Texto del documento —
· · · · ·

La cabeza de uno se halla descubierta, ceñidas sus hermosas y largas guedejas de una ancha banda. El otro tiene lisa toda la parte superior de la cabeza, como si hubiera llevado un casco corintio, postizo y perdido. Sus semblantes, sobre todo el del primer guerrero, producen una sobrecogedora impresión de fiereza, acentuada por la boca entreabierta, mostrando los dientes forrados de plata, y por el color fuego del cobre que se ha hecho fulgir en los labios. Las córneas de los ojos son de marfil; el iris y la pupila eran de ámbar y de pasta vítrea, a juzgar por la estatua B, única que conserva íntegro uno de los ojos.

Nadie duda de que estas impresionantes figuras son dos obras maestras del arte clásico, equiparables al Auriga de Delfos, al Poseidón de Artemisión, al Apolo Chatsworth, al Efebo de Maratón. Nadie duda tampoco de que representan a dos héroes de la epopeya griega, cuyos nombres saltarían a la vista de cualquier observador antiguo avezado a la contemplación de la estatuaria. Pero descartado Fidias, en quien primero se pensó (recordando las estatuas del «Exvoto de Maratón», en Delfos, que representaban a Milciades, entre Apolo y Atenea, ya los héroes de las tribus atenienses, obra de la juventud de Fidias) ¿quiénes fueron el escultor y los héroes en cuestión? Téngase presente que lo único que sabemos con certeza es la fecha -hacia 450 a.C .-y el lugar en que desde la Antigüedad quedaron depositadas: el fondo del Mar Jónico, cerca de la punta meridional de Italia.

· · · · ·

Sección de datos —

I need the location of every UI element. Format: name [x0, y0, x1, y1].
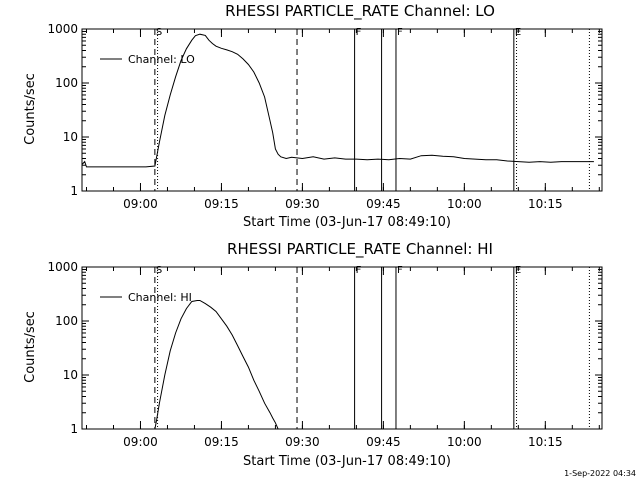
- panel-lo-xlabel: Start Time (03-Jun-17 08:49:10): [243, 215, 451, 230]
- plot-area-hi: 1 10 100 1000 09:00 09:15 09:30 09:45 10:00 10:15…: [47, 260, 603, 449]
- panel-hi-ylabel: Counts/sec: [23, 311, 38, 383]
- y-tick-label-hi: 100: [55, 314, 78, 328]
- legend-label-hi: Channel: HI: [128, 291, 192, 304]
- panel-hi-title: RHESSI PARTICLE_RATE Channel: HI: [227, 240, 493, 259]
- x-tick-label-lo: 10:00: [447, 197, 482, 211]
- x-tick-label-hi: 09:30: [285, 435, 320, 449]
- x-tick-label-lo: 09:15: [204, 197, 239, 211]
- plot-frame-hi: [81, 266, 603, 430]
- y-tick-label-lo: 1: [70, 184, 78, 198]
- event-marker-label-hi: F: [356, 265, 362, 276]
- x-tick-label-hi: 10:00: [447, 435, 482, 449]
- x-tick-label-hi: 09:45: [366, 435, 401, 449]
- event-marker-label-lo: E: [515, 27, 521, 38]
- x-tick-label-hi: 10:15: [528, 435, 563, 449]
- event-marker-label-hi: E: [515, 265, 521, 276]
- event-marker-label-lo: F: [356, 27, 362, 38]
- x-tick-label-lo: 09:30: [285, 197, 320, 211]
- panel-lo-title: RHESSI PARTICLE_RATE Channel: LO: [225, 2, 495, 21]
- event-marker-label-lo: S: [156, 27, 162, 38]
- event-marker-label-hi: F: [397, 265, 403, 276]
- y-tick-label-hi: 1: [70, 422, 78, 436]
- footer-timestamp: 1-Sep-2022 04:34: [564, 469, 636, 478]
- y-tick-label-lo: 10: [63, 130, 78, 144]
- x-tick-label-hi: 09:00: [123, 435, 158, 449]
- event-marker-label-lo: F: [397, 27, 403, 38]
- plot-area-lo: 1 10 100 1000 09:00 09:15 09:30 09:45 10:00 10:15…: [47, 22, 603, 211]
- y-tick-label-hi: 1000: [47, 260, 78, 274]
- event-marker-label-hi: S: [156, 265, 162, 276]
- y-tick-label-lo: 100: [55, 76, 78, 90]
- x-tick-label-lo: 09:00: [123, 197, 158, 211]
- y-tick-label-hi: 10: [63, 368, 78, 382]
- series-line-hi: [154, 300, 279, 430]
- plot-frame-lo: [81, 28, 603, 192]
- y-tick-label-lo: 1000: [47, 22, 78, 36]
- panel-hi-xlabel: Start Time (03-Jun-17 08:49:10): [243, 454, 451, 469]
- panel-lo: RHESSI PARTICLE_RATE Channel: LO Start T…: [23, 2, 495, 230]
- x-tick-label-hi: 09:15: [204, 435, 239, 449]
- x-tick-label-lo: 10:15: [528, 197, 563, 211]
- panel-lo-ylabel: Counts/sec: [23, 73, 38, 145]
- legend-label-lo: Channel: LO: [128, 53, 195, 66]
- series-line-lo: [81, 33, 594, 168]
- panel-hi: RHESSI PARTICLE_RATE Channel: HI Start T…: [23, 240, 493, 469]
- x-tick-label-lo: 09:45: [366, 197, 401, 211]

· · · · ·

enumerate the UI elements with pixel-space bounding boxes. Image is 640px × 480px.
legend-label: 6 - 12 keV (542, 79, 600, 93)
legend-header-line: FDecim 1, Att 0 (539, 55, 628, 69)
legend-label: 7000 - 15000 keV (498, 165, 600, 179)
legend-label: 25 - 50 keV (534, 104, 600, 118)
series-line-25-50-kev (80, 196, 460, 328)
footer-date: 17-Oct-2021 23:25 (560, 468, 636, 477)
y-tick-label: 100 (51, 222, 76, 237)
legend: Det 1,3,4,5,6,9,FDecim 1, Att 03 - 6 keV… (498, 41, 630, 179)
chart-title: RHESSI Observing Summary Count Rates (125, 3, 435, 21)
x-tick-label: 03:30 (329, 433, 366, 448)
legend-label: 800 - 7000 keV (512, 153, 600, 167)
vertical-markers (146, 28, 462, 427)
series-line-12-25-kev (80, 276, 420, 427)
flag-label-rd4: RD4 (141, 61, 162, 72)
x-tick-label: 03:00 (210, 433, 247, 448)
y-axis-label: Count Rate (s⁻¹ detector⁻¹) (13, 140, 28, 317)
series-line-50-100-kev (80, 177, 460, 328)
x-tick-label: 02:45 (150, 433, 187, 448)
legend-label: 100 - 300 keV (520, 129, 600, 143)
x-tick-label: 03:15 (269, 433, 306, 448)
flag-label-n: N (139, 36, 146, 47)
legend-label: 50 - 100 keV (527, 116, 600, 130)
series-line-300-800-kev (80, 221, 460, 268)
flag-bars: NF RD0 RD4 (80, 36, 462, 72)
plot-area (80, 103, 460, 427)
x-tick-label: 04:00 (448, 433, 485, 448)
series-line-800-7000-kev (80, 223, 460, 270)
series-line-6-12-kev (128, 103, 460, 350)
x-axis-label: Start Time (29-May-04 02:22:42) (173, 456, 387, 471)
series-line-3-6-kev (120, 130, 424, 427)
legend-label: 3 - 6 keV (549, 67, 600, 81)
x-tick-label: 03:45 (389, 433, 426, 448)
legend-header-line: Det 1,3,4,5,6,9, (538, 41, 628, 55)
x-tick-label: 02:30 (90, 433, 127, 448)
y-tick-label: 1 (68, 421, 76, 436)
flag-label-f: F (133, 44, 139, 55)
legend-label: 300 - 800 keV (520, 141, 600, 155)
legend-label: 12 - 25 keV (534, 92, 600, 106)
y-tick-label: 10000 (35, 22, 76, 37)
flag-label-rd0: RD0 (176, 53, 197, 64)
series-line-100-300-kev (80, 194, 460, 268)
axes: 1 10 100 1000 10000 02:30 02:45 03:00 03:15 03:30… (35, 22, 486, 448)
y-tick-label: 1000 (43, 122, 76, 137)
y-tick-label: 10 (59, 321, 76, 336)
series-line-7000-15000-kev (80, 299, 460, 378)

· · · · ·

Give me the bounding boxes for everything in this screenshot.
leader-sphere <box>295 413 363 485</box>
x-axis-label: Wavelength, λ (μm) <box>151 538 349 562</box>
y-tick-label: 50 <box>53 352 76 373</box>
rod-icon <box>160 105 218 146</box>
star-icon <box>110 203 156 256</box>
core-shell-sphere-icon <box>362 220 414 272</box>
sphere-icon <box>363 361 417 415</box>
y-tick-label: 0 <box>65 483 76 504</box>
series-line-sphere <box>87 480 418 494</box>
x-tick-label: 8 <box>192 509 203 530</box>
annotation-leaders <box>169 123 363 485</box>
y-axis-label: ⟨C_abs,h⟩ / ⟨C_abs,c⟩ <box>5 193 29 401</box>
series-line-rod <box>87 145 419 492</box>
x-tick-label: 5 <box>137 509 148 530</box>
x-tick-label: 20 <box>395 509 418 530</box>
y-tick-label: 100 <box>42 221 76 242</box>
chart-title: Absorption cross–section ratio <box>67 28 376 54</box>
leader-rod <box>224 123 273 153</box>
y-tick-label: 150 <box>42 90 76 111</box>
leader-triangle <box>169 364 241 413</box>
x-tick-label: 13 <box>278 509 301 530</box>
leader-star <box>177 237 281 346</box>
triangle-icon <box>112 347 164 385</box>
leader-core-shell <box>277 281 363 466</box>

· · · · ·

Tareas por hacer —
**1.** En el texto sobre las dos estatuas de guerreros, ¿de qué material son las córneas de los ojos?
**2.** Actualiza el pasaje del texto sobre las dos estatuas de guerreros que empieza con las palabras "La cabeza de" y termina con "de los ojos.", cambiando "plata" por "oro".
**3.** Nombra todas las obras que el texto sobre las dos estatuas de guerreros pone como comparables a esas figuras.

Respuestas del ejercicio —
**1.** De marfil.

**2.**
La cabeza de uno se halla descubierta, ceñidas sus hermosas y largas guedejas de una ancha banda. El otro tiene lisa toda la parte superior de la cabeza, como si hubiera llevado un casco corintio, postizo y perdido. Sus semblantes, sobre todo el del primer guerrero, producen una sobrecogedora impresión de fiereza, acentuada por la boca entreabierta, mostrando los dientes forrados de oro, y por el color fuego del cobre que se ha hecho fulgir en los labios. Las córneas de los ojos son de marfil; el iris y la pupila eran de ámbar y de pasta vítrea, a juzgar por la estatua B, única que conserva íntegro uno de los ojos.

**3.**
- Auriga de Delfos
- Poseidón de Artemisión
- Apolo Chatsworth
- Efebo de Maratón